*Written exercise*.
Copy out each line of the data holding "alarm".

-- start Listed entries --

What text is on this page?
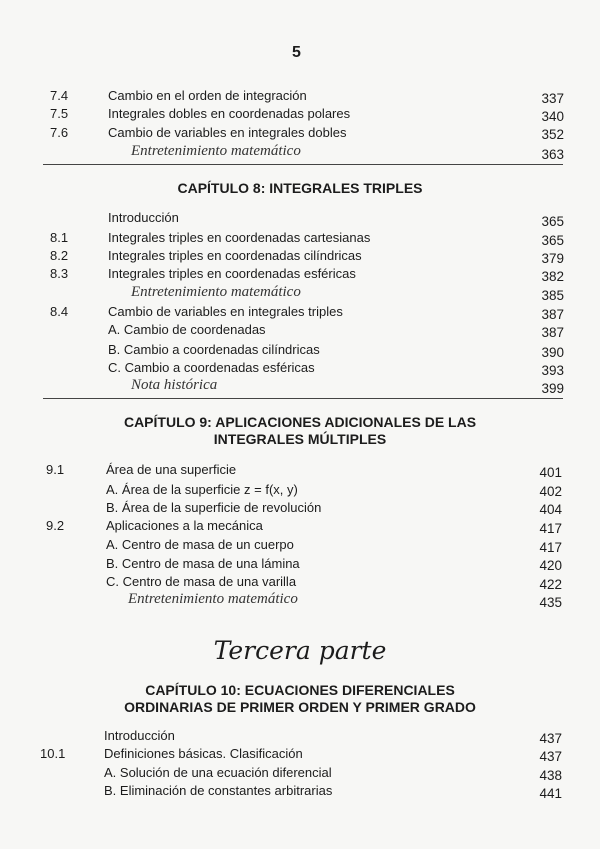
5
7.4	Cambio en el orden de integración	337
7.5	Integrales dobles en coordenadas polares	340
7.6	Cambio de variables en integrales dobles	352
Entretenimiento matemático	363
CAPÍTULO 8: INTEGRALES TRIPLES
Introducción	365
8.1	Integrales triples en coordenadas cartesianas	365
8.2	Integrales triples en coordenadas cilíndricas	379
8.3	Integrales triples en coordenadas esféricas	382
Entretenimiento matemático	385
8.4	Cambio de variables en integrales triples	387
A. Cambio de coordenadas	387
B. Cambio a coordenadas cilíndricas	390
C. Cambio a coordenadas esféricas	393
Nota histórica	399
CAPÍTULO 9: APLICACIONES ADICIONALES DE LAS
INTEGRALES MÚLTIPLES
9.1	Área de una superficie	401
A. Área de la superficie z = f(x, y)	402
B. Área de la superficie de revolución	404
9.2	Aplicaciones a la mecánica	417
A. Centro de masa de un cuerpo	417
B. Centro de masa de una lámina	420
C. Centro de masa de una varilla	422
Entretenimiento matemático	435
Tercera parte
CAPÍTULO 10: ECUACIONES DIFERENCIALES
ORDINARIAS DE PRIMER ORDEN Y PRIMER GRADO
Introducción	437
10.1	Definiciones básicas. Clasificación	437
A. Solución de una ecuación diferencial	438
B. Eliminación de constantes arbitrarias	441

-- end Listed entries --
-- start Listed entries --

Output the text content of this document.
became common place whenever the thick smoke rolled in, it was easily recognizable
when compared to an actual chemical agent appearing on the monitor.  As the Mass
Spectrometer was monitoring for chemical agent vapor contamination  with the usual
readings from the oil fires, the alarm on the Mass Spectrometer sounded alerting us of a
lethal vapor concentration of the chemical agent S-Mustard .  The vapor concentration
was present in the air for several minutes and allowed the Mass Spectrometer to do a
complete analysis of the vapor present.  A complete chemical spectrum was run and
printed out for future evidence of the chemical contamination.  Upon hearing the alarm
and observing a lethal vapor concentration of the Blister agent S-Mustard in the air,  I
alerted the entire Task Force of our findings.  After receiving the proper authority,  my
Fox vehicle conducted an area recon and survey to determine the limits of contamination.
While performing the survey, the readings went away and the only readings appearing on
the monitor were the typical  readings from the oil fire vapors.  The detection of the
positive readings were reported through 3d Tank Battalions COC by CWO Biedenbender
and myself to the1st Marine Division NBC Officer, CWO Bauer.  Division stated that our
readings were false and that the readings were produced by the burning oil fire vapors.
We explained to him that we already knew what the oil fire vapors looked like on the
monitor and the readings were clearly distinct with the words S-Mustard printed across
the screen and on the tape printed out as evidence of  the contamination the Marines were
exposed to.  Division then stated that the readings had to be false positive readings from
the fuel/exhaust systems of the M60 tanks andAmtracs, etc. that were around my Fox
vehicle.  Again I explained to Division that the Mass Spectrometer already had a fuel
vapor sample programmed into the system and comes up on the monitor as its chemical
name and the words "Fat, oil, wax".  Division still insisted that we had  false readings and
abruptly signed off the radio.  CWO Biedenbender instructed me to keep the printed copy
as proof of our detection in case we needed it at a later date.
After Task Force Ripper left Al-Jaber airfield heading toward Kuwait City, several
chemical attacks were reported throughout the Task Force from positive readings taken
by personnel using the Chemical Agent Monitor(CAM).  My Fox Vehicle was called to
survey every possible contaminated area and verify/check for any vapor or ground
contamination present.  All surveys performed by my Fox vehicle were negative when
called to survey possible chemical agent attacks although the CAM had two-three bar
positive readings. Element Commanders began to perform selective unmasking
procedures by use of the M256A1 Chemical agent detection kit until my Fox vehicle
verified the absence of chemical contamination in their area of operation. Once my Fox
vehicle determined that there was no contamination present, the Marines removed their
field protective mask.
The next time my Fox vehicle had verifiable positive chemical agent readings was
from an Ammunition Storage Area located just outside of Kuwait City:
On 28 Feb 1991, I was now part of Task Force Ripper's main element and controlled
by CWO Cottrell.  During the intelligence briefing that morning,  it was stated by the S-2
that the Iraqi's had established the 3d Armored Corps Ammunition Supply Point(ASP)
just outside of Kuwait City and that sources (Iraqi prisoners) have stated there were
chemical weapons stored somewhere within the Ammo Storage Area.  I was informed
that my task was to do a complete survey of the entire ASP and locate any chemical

-- end Listed entries --

*Problem solution*.
readings from the oil fires, the alarm on the Mass Spectrometer sounded alerting us of a
printed out for future evidence of the chemical contamination.  Upon hearing the alarm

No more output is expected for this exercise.